• **PROBLEM TO WORK ON**
Repeat the listing in full, word for word.

• **INPUT MATERIAL**
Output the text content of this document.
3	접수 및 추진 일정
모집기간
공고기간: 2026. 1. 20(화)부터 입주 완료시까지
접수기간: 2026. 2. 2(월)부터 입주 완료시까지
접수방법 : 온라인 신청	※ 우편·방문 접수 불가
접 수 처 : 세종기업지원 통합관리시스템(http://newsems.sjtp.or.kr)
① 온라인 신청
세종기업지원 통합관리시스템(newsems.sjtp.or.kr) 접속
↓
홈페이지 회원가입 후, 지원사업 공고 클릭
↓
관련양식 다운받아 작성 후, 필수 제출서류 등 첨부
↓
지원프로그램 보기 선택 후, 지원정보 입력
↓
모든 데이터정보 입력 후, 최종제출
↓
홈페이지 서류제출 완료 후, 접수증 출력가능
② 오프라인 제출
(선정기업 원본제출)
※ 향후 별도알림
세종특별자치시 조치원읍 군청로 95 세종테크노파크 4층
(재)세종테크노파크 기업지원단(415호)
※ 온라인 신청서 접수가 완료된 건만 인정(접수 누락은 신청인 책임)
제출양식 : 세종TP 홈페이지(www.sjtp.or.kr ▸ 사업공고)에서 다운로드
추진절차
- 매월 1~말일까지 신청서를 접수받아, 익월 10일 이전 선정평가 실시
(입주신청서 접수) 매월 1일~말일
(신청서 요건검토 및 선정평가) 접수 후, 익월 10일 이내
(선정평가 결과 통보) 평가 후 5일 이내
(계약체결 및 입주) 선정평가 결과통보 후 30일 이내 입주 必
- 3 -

• **RESULT OF THIS TASK**
Output the text content of this document.
3	접수 및 추진 일정
모집기간
공고기간: 2026. 1. 20(화)부터 입주 완료시까지
접수기간: 2026. 2. 2(월)부터 입주 완료시까지
접수방법 : 온라인 신청	※ 우편·방문 접수 불가
접 수 처 : 세종기업지원 통합관리시스템(http://newsems.sjtp.or.kr)
① 온라인 신청
세종기업지원 통합관리시스템(newsems.sjtp.or.kr) 접속
↓
홈페이지 회원가입 후, 지원사업 공고 클릭
↓
관련양식 다운받아 작성 후, 필수 제출서류 등 첨부
↓
지원프로그램 보기 선택 후, 지원정보 입력
↓
모든 데이터정보 입력 후, 최종제출
↓
홈페이지 서류제출 완료 후, 접수증 출력가능
② 오프라인 제출
(선정기업 원본제출)
※ 향후 별도알림
세종특별자치시 조치원읍 군청로 95 세종테크노파크 4층
(재)세종테크노파크 기업지원단(415호)
※ 온라인 신청서 접수가 완료된 건만 인정(접수 누락은 신청인 책임)
제출양식 : 세종TP 홈페이지(www.sjtp.or.kr ▸ 사업공고)에서 다운로드
추진절차
- 매월 1~말일까지 신청서를 접수받아, 익월 10일 이전 선정평가 실시
(입주신청서 접수) 매월 1일~말일
(신청서 요건검토 및 선정평가) 접수 후, 익월 10일 이내
(선정평가 결과 통보) 평가 후 5일 이내
(계약체결 및 입주) 선정평가 결과통보 후 30일 이내 입주 必
- 3 -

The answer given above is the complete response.